• Work required
Would you repeat the listing exactly but omit every picture?

• Available records

○ ○ ○ ○ ○

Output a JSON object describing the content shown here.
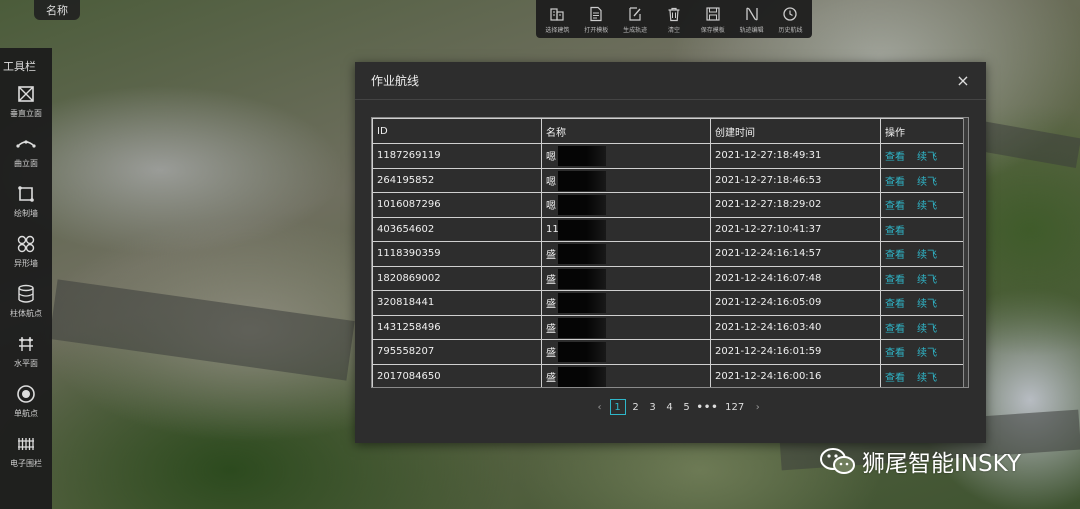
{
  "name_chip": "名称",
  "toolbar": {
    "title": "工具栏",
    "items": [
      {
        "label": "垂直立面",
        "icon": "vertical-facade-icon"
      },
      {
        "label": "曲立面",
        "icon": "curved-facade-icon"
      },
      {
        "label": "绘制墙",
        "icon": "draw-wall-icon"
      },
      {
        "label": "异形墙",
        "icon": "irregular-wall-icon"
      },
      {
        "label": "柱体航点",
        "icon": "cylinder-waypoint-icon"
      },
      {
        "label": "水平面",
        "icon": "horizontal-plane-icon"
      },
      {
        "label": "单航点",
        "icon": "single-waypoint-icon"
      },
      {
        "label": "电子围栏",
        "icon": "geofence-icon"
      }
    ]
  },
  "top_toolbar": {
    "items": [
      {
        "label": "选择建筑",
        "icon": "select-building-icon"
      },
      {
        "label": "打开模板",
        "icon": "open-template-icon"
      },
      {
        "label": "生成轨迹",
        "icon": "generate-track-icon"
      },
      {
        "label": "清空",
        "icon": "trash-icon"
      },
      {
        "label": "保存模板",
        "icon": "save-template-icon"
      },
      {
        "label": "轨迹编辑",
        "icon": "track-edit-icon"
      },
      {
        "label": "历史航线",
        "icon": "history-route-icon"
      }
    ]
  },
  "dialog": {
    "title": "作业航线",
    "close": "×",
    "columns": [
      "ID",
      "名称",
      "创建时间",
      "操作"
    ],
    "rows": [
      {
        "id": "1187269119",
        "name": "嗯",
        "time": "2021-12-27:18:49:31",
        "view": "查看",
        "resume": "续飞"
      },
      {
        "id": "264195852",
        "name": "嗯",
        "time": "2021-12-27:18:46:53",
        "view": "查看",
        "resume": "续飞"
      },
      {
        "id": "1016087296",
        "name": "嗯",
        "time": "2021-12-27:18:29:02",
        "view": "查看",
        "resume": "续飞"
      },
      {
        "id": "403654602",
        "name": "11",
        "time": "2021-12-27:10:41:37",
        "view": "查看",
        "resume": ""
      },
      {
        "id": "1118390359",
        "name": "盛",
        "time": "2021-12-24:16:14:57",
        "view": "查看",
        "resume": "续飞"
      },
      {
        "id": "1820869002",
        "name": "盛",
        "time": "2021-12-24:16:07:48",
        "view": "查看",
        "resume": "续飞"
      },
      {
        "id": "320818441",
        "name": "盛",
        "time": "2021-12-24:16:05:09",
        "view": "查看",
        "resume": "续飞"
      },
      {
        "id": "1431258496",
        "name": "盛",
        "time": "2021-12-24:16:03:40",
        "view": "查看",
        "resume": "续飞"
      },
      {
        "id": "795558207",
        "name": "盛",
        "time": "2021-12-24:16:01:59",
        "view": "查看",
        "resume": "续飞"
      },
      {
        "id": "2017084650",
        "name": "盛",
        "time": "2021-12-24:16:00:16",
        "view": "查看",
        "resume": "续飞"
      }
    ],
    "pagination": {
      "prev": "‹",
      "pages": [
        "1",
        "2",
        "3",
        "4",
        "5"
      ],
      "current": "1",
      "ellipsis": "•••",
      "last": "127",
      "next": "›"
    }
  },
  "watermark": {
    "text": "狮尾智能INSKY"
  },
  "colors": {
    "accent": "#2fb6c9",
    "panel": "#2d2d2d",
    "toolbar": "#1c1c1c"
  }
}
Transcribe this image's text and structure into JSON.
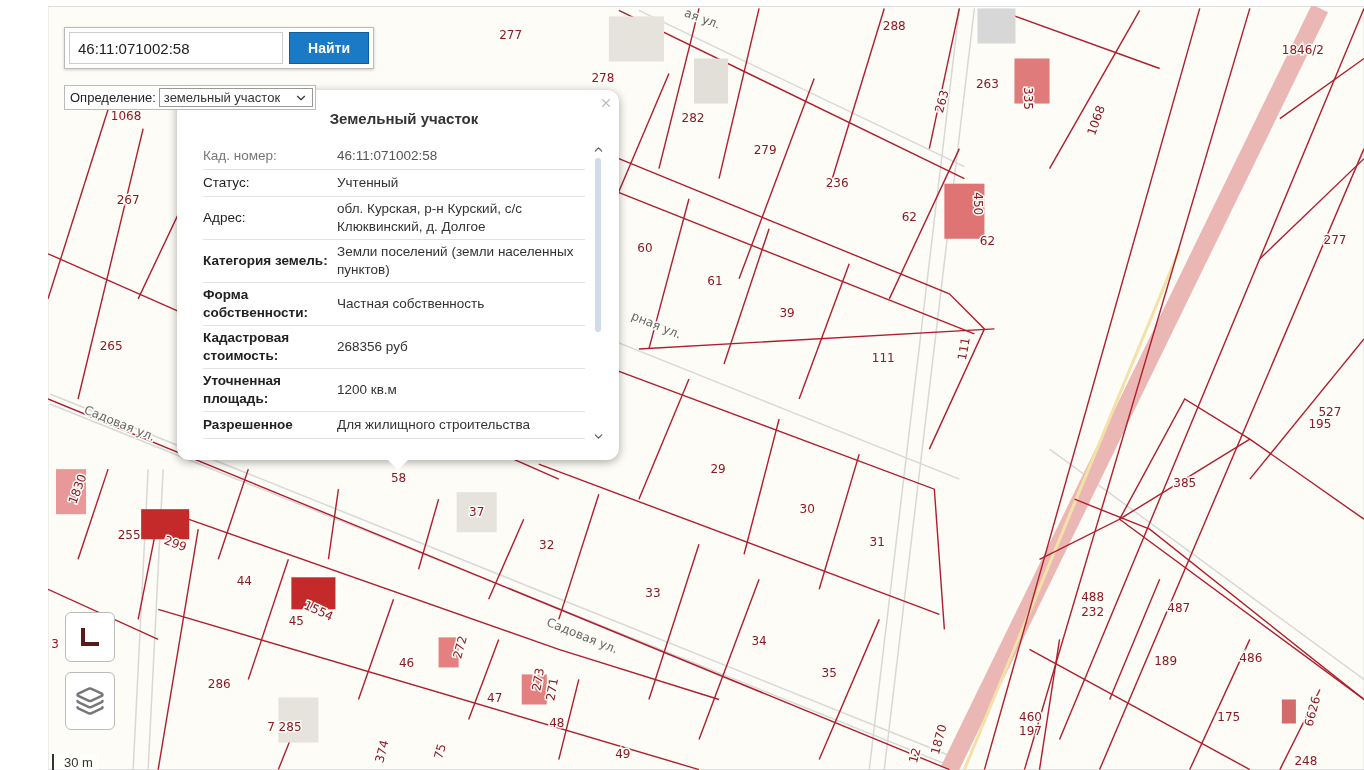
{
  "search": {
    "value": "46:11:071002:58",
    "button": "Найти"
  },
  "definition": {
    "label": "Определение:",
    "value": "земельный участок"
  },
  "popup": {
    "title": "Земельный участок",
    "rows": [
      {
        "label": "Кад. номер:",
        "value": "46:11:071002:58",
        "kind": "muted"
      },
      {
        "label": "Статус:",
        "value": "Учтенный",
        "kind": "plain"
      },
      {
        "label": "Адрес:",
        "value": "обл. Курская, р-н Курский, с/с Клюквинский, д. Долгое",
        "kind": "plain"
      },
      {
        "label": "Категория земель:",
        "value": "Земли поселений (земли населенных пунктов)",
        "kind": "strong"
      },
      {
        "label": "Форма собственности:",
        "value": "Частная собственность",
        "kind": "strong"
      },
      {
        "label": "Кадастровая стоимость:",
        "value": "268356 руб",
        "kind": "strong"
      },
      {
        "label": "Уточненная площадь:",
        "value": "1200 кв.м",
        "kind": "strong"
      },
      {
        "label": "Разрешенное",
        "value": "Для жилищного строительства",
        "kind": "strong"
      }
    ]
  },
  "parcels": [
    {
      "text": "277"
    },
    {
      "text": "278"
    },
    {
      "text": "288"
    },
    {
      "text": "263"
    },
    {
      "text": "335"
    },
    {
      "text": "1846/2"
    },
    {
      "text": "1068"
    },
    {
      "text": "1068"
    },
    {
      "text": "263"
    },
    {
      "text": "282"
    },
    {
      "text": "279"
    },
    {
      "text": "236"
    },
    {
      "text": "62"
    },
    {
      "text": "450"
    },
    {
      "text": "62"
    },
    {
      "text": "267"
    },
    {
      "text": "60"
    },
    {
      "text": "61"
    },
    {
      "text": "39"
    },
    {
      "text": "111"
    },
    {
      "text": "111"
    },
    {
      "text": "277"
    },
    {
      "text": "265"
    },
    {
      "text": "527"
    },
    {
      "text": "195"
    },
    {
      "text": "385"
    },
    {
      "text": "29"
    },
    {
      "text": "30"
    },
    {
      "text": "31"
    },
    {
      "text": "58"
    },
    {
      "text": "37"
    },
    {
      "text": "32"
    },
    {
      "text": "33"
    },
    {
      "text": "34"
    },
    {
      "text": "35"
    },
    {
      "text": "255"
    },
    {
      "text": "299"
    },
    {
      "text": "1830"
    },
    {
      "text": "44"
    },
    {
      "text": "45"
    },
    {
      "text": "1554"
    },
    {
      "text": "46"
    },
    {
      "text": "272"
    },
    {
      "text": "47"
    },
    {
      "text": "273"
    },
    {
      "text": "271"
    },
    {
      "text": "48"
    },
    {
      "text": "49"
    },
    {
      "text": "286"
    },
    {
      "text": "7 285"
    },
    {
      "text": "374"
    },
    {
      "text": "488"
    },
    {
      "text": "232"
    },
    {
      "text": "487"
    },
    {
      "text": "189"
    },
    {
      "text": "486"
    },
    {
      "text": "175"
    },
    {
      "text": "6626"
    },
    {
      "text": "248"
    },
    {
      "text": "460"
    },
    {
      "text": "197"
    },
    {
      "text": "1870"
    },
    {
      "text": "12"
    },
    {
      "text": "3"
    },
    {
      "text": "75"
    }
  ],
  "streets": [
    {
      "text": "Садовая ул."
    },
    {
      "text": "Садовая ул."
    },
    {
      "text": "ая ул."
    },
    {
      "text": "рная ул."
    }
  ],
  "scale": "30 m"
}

○ ○ ○ ○ ○

• Final answer
Output a JSON object describing the content shown here.
{
  "name_chip": "名称",
  "toolbar": {
    "title": "工具栏",
    "items": [
      {
        "label": "垂直立面",
        "icon": "vertical-facade-icon"
      },
      {
        "label": "曲立面",
        "icon": "curved-facade-icon"
      },
      {
        "label": "绘制墙",
        "icon": "draw-wall-icon"
      },
      {
        "label": "异形墙",
        "icon": "irregular-wall-icon"
      },
      {
        "label": "柱体航点",
        "icon": "cylinder-waypoint-icon"
      },
      {
        "label": "水平面",
        "icon": "horizontal-plane-icon"
      },
      {
        "label": "单航点",
        "icon": "single-waypoint-icon"
      },
      {
        "label": "电子围栏",
        "icon": "geofence-icon"
      }
    ]
  },
  "top_toolbar": {
    "items": [
      {
        "label": "选择建筑",
        "icon": "select-building-icon"
      },
      {
        "label": "打开模板",
        "icon": "open-template-icon"
      },
      {
        "label": "生成轨迹",
        "icon": "generate-track-icon"
      },
      {
        "label": "清空",
        "icon": "trash-icon"
      },
      {
        "label": "保存模板",
        "icon": "save-template-icon"
      },
      {
        "label": "轨迹编辑",
        "icon": "track-edit-icon"
      },
      {
        "label": "历史航线",
        "icon": "history-route-icon"
      }
    ]
  },
  "dialog": {
    "title": "作业航线",
    "close": "×",
    "columns": [
      "ID",
      "名称",
      "创建时间",
      "操作"
    ],
    "rows": [
      {
        "id": "1187269119",
        "name": "嗯",
        "time": "2021-12-27:18:49:31",
        "view": "查看",
        "resume": "续飞"
      },
      {
        "id": "264195852",
        "name": "嗯",
        "time": "2021-12-27:18:46:53",
        "view": "查看",
        "resume": "续飞"
      },
      {
        "id": "1016087296",
        "name": "嗯",
        "time": "2021-12-27:18:29:02",
        "view": "查看",
        "resume": "续飞"
      },
      {
        "id": "403654602",
        "name": "11",
        "time": "2021-12-27:10:41:37",
        "view": "查看",
        "resume": ""
      },
      {
        "id": "1118390359",
        "name": "盛",
        "time": "2021-12-24:16:14:57",
        "view": "查看",
        "resume": "续飞"
      },
      {
        "id": "1820869002",
        "name": "盛",
        "time": "2021-12-24:16:07:48",
        "view": "查看",
        "resume": "续飞"
      },
      {
        "id": "320818441",
        "name": "盛",
        "time": "2021-12-24:16:05:09",
        "view": "查看",
        "resume": "续飞"
      },
      {
        "id": "1431258496",
        "name": "盛",
        "time": "2021-12-24:16:03:40",
        "view": "查看",
        "resume": "续飞"
      },
      {
        "id": "795558207",
        "name": "盛",
        "time": "2021-12-24:16:01:59",
        "view": "查看",
        "resume": "续飞"
      },
      {
        "id": "2017084650",
        "name": "盛",
        "time": "2021-12-24:16:00:16",
        "view": "查看",
        "resume": "续飞"
      }
    ],
    "pagination": {
      "prev": "‹",
      "pages": [
        "1",
        "2",
        "3",
        "4",
        "5"
      ],
      "current": "1",
      "ellipsis": "•••",
      "last": "127",
      "next": "›"
    }
  },
  "watermark": {
    "text": "狮尾智能INSKY"
  },
  "colors": {
    "accent": "#2fb6c9",
    "panel": "#2d2d2d",
    "toolbar": "#1c1c1c"
  }
}
Transcribe this image's text and structure into JSON.
{
  "search": {
    "value": "46:11:071002:58",
    "button": "Найти"
  },
  "definition": {
    "label": "Определение:",
    "value": "земельный участок"
  },
  "popup": {
    "title": "Земельный участок",
    "rows": [
      {
        "label": "Кад. номер:",
        "value": "46:11:071002:58",
        "kind": "muted"
      },
      {
        "label": "Статус:",
        "value": "Учтенный",
        "kind": "plain"
      },
      {
        "label": "Адрес:",
        "value": "обл. Курская, р-н Курский, с/с Клюквинский, д. Долгое",
        "kind": "plain"
      },
      {
        "label": "Категория земель:",
        "value": "Земли поселений (земли населенных пунктов)",
        "kind": "strong"
      },
      {
        "label": "Форма собственности:",
        "value": "Частная собственность",
        "kind": "strong"
      },
      {
        "label": "Кадастровая стоимость:",
        "value": "268356 руб",
        "kind": "strong"
      },
      {
        "label": "Уточненная площадь:",
        "value": "1200 кв.м",
        "kind": "strong"
      },
      {
        "label": "Разрешенное",
        "value": "Для жилищного строительства",
        "kind": "strong"
      }
    ]
  },
  "parcels": [
    {
      "text": "277"
    },
    {
      "text": "278"
    },
    {
      "text": "288"
    },
    {
      "text": "263"
    },
    {
      "text": "335"
    },
    {
      "text": "1846/2"
    },
    {
      "text": "1068"
    },
    {
      "text": "1068"
    },
    {
      "text": "263"
    },
    {
      "text": "282"
    },
    {
      "text": "279"
    },
    {
      "text": "236"
    },
    {
      "text": "62"
    },
    {
      "text": "450"
    },
    {
      "text": "62"
    },
    {
      "text": "267"
    },
    {
      "text": "60"
    },
    {
      "text": "61"
    },
    {
      "text": "39"
    },
    {
      "text": "111"
    },
    {
      "text": "111"
    },
    {
      "text": "277"
    },
    {
      "text": "265"
    },
    {
      "text": "527"
    },
    {
      "text": "195"
    },
    {
      "text": "385"
    },
    {
      "text": "29"
    },
    {
      "text": "30"
    },
    {
      "text": "31"
    },
    {
      "text": "58"
    },
    {
      "text": "37"
    },
    {
      "text": "32"
    },
    {
      "text": "33"
    },
    {
      "text": "34"
    },
    {
      "text": "35"
    },
    {
      "text": "255"
    },
    {
      "text": "299"
    },
    {
      "text": "1830"
    },
    {
      "text": "44"
    },
    {
      "text": "45"
    },
    {
      "text": "1554"
    },
    {
      "text": "46"
    },
    {
      "text": "272"
    },
    {
      "text": "47"
    },
    {
      "text": "273"
    },
    {
      "text": "271"
    },
    {
      "text": "48"
    },
    {
      "text": "49"
    },
    {
      "text": "286"
    },
    {
      "text": "7 285"
    },
    {
      "text": "374"
    },
    {
      "text": "488"
    },
    {
      "text": "232"
    },
    {
      "text": "487"
    },
    {
      "text": "189"
    },
    {
      "text": "486"
    },
    {
      "text": "175"
    },
    {
      "text": "6626"
    },
    {
      "text": "248"
    },
    {
      "text": "460"
    },
    {
      "text": "197"
    },
    {
      "text": "1870"
    },
    {
      "text": "12"
    },
    {
      "text": "3"
    },
    {
      "text": "75"
    }
  ],
  "streets": [
    {
      "text": "Садовая ул."
    },
    {
      "text": "Садовая ул."
    },
    {
      "text": "ая ул."
    },
    {
      "text": "рная ул."
    }
  ],
  "scale": "30 m"
}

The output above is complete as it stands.